* _Short problem_:
Every line below is to be copied exactly, with the pictures left out.

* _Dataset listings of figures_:
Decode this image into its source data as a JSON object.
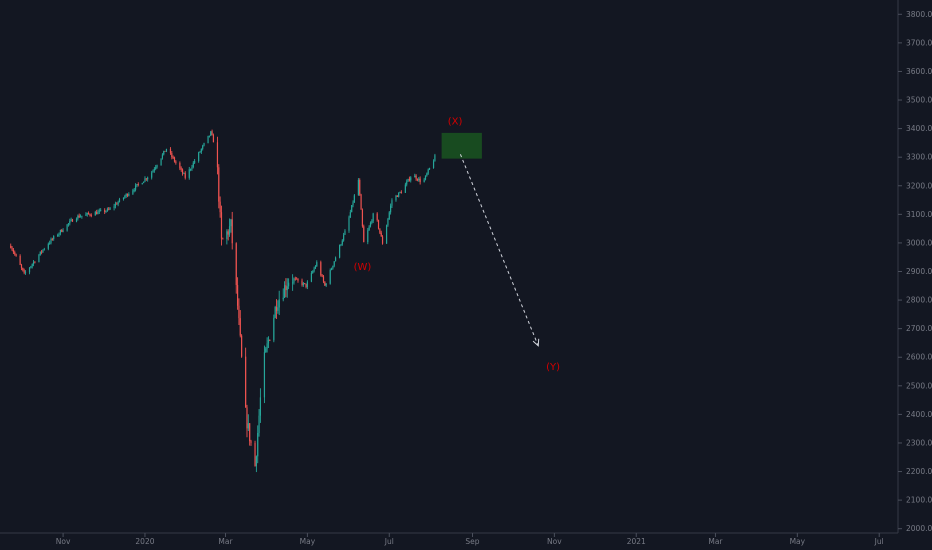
{
  "chart_data": {
    "type": "candlestick",
    "x_axis": {
      "tick_labels": [
        "Nov",
        "2020",
        "Mar",
        "May",
        "Jul",
        "Sep",
        "Nov",
        "2021",
        "Mar",
        "May",
        "Jul"
      ],
      "tick_dates": [
        "2019-11-01",
        "2020-01-01",
        "2020-03-01",
        "2020-05-01",
        "2020-07-01",
        "2020-09-01",
        "2020-11-01",
        "2021-01-01",
        "2021-03-01",
        "2021-05-01",
        "2021-07-01"
      ],
      "range": [
        "2019-09-15",
        "2021-07-15"
      ]
    },
    "y_axis": {
      "tick_labels": [
        "3800.0",
        "3700.0",
        "3600.0",
        "3500.0",
        "3400.0",
        "3300.0",
        "3200.0",
        "3100.0",
        "3000.0",
        "2900.0",
        "2800.0",
        "2700.0",
        "2600.0",
        "2500.0",
        "2400.0",
        "2300.0",
        "2200.0",
        "2100.0",
        "2000.0"
      ],
      "ylim": [
        1985,
        3850
      ],
      "position": "right"
    },
    "price_path": [
      [
        "2019-09-23",
        2990
      ],
      [
        "2019-10-03",
        2890
      ],
      [
        "2019-10-20",
        2995
      ],
      [
        "2019-11-10",
        3090
      ],
      [
        "2019-12-05",
        3115
      ],
      [
        "2020-01-05",
        3240
      ],
      [
        "2020-01-17",
        3330
      ],
      [
        "2020-01-31",
        3230
      ],
      [
        "2020-02-19",
        3385
      ],
      [
        "2020-02-23",
        3330
      ],
      [
        "2020-02-27",
        3000
      ],
      [
        "2020-03-05",
        3060
      ],
      [
        "2020-03-10",
        2780
      ],
      [
        "2020-03-16",
        2400
      ],
      [
        "2020-03-23",
        2220
      ],
      [
        "2020-03-29",
        2570
      ],
      [
        "2020-04-08",
        2790
      ],
      [
        "2020-04-18",
        2880
      ],
      [
        "2020-04-30",
        2850
      ],
      [
        "2020-05-08",
        2930
      ],
      [
        "2020-05-14",
        2850
      ],
      [
        "2020-05-30",
        3050
      ],
      [
        "2020-06-08",
        3220
      ],
      [
        "2020-06-12",
        3000
      ],
      [
        "2020-06-20",
        3110
      ],
      [
        "2020-06-26",
        3000
      ],
      [
        "2020-07-03",
        3150
      ],
      [
        "2020-07-10",
        3180
      ],
      [
        "2020-07-18",
        3240
      ],
      [
        "2020-07-26",
        3210
      ],
      [
        "2020-08-04",
        3300
      ]
    ],
    "candle_color_up": "#26a69a",
    "candle_color_down": "#ef5350",
    "annotations": [
      {
        "text": "(X)",
        "date": "2020-08-19",
        "value": 3425
      },
      {
        "text": "(W)",
        "date": "2020-06-11",
        "value": 2915
      },
      {
        "text": "(Y)",
        "date": "2020-10-31",
        "value": 2565
      }
    ],
    "target_zone": {
      "from": "2020-08-09",
      "to": "2020-09-08",
      "low": 3295,
      "high": 3385,
      "color": "#1b5e20"
    },
    "projection_arrow": {
      "from": [
        "2020-08-23",
        3310
      ],
      "to": [
        "2020-10-20",
        2640
      ]
    },
    "annotation_color": "#d50000",
    "grid": false
  }
}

* _Reply to the exercise_:
Decode this image into its source data as a JSON object.
{
  "chart_data": {
    "type": "candlestick",
    "x_axis": {
      "tick_labels": [
        "Nov",
        "2020",
        "Mar",
        "May",
        "Jul",
        "Sep",
        "Nov",
        "2021",
        "Mar",
        "May",
        "Jul"
      ],
      "tick_dates": [
        "2019-11-01",
        "2020-01-01",
        "2020-03-01",
        "2020-05-01",
        "2020-07-01",
        "2020-09-01",
        "2020-11-01",
        "2021-01-01",
        "2021-03-01",
        "2021-05-01",
        "2021-07-01"
      ],
      "range": [
        "2019-09-15",
        "2021-07-15"
      ]
    },
    "y_axis": {
      "tick_labels": [
        "3800.0",
        "3700.0",
        "3600.0",
        "3500.0",
        "3400.0",
        "3300.0",
        "3200.0",
        "3100.0",
        "3000.0",
        "2900.0",
        "2800.0",
        "2700.0",
        "2600.0",
        "2500.0",
        "2400.0",
        "2300.0",
        "2200.0",
        "2100.0",
        "2000.0"
      ],
      "ylim": [
        1985,
        3850
      ],
      "position": "right"
    },
    "price_path": [
      [
        "2019-09-23",
        2990
      ],
      [
        "2019-10-03",
        2890
      ],
      [
        "2019-10-20",
        2995
      ],
      [
        "2019-11-10",
        3090
      ],
      [
        "2019-12-05",
        3115
      ],
      [
        "2020-01-05",
        3240
      ],
      [
        "2020-01-17",
        3330
      ],
      [
        "2020-01-31",
        3230
      ],
      [
        "2020-02-19",
        3385
      ],
      [
        "2020-02-23",
        3330
      ],
      [
        "2020-02-27",
        3000
      ],
      [
        "2020-03-05",
        3060
      ],
      [
        "2020-03-10",
        2780
      ],
      [
        "2020-03-16",
        2400
      ],
      [
        "2020-03-23",
        2220
      ],
      [
        "2020-03-29",
        2570
      ],
      [
        "2020-04-08",
        2790
      ],
      [
        "2020-04-18",
        2880
      ],
      [
        "2020-04-30",
        2850
      ],
      [
        "2020-05-08",
        2930
      ],
      [
        "2020-05-14",
        2850
      ],
      [
        "2020-05-30",
        3050
      ],
      [
        "2020-06-08",
        3220
      ],
      [
        "2020-06-12",
        3000
      ],
      [
        "2020-06-20",
        3110
      ],
      [
        "2020-06-26",
        3000
      ],
      [
        "2020-07-03",
        3150
      ],
      [
        "2020-07-10",
        3180
      ],
      [
        "2020-07-18",
        3240
      ],
      [
        "2020-07-26",
        3210
      ],
      [
        "2020-08-04",
        3300
      ]
    ],
    "candle_color_up": "#26a69a",
    "candle_color_down": "#ef5350",
    "annotations": [
      {
        "text": "(X)",
        "date": "2020-08-19",
        "value": 3425
      },
      {
        "text": "(W)",
        "date": "2020-06-11",
        "value": 2915
      },
      {
        "text": "(Y)",
        "date": "2020-10-31",
        "value": 2565
      }
    ],
    "target_zone": {
      "from": "2020-08-09",
      "to": "2020-09-08",
      "low": 3295,
      "high": 3385,
      "color": "#1b5e20"
    },
    "projection_arrow": {
      "from": [
        "2020-08-23",
        3310
      ],
      "to": [
        "2020-10-20",
        2640
      ]
    },
    "annotation_color": "#d50000",
    "grid": false
  }
}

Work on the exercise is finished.